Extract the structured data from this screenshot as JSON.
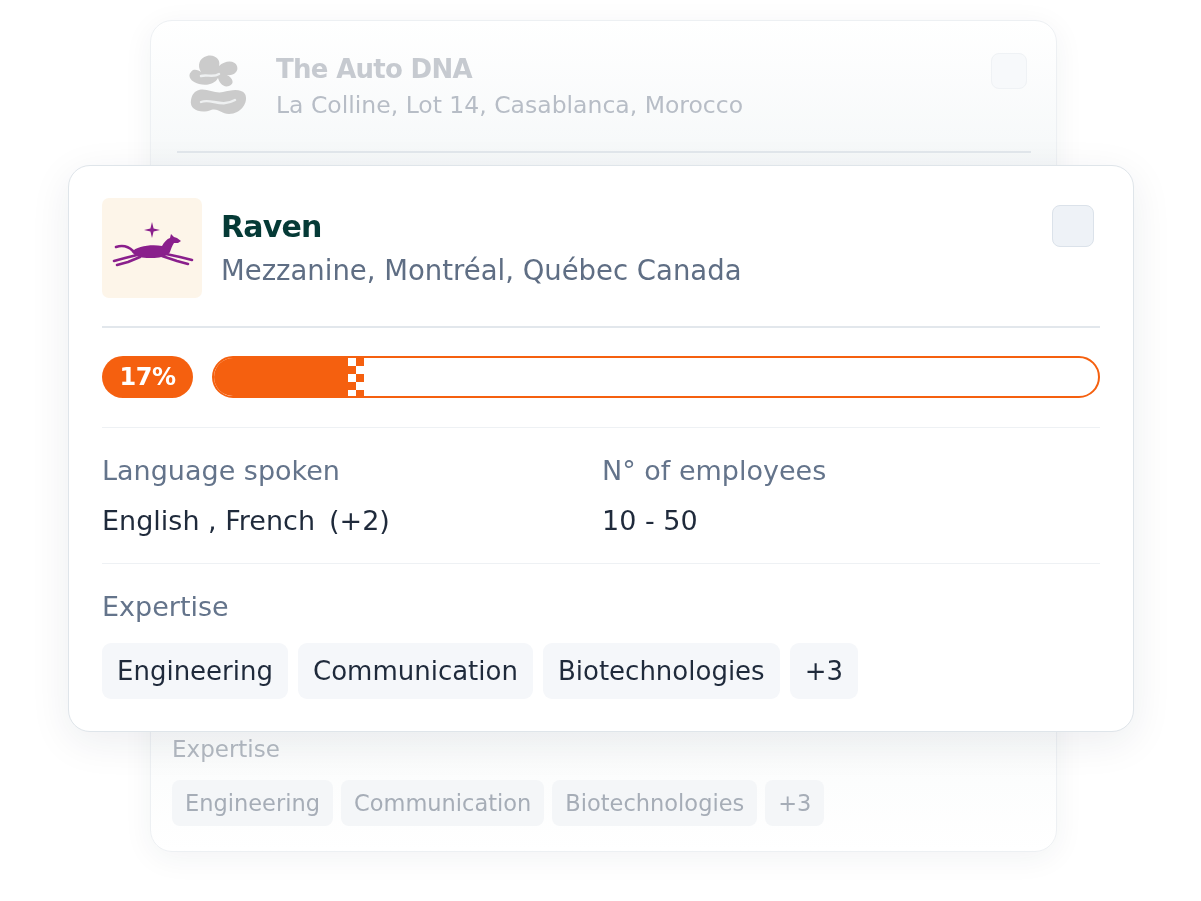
{
  "back_card": {
    "name": "The Auto DNA",
    "address": "La Colline, Lot 14, Casablanca, Morocco",
    "checked": false,
    "expertise": {
      "label": "Expertise",
      "tags": [
        "Engineering",
        "Communication",
        "Biotechnologies"
      ],
      "more": "+3"
    }
  },
  "front_card": {
    "name": "Raven",
    "address": "Mezzanine, Montréal, Québec Canada",
    "checked": false,
    "progress": {
      "label": "17%",
      "level": 0.17
    },
    "details": [
      {
        "label": "Language spoken",
        "value": "English , French",
        "extra": "(+2)"
      },
      {
        "label": "N° of employees",
        "value": "10 - 50"
      }
    ],
    "expertise": {
      "label": "Expertise",
      "tags": [
        "Engineering",
        "Communication",
        "Biotechnologies"
      ],
      "more": "+3"
    }
  }
}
----
YOUR TASK
Quote every line of the records above exactly; no picture is to be copied.

THE SOLUTION
Extract the structured data from this screenshot as JSON.
{
  "back_card": {
    "name": "The Auto DNA",
    "address": "La Colline, Lot 14, Casablanca, Morocco",
    "checked": false,
    "expertise": {
      "label": "Expertise",
      "tags": [
        "Engineering",
        "Communication",
        "Biotechnologies"
      ],
      "more": "+3"
    }
  },
  "front_card": {
    "name": "Raven",
    "address": "Mezzanine, Montréal, Québec Canada",
    "checked": false,
    "progress": {
      "label": "17%",
      "level": 0.17
    },
    "details": [
      {
        "label": "Language spoken",
        "value": "English , French",
        "extra": "(+2)"
      },
      {
        "label": "N° of employees",
        "value": "10 - 50"
      }
    ],
    "expertise": {
      "label": "Expertise",
      "tags": [
        "Engineering",
        "Communication",
        "Biotechnologies"
      ],
      "more": "+3"
    }
  }
}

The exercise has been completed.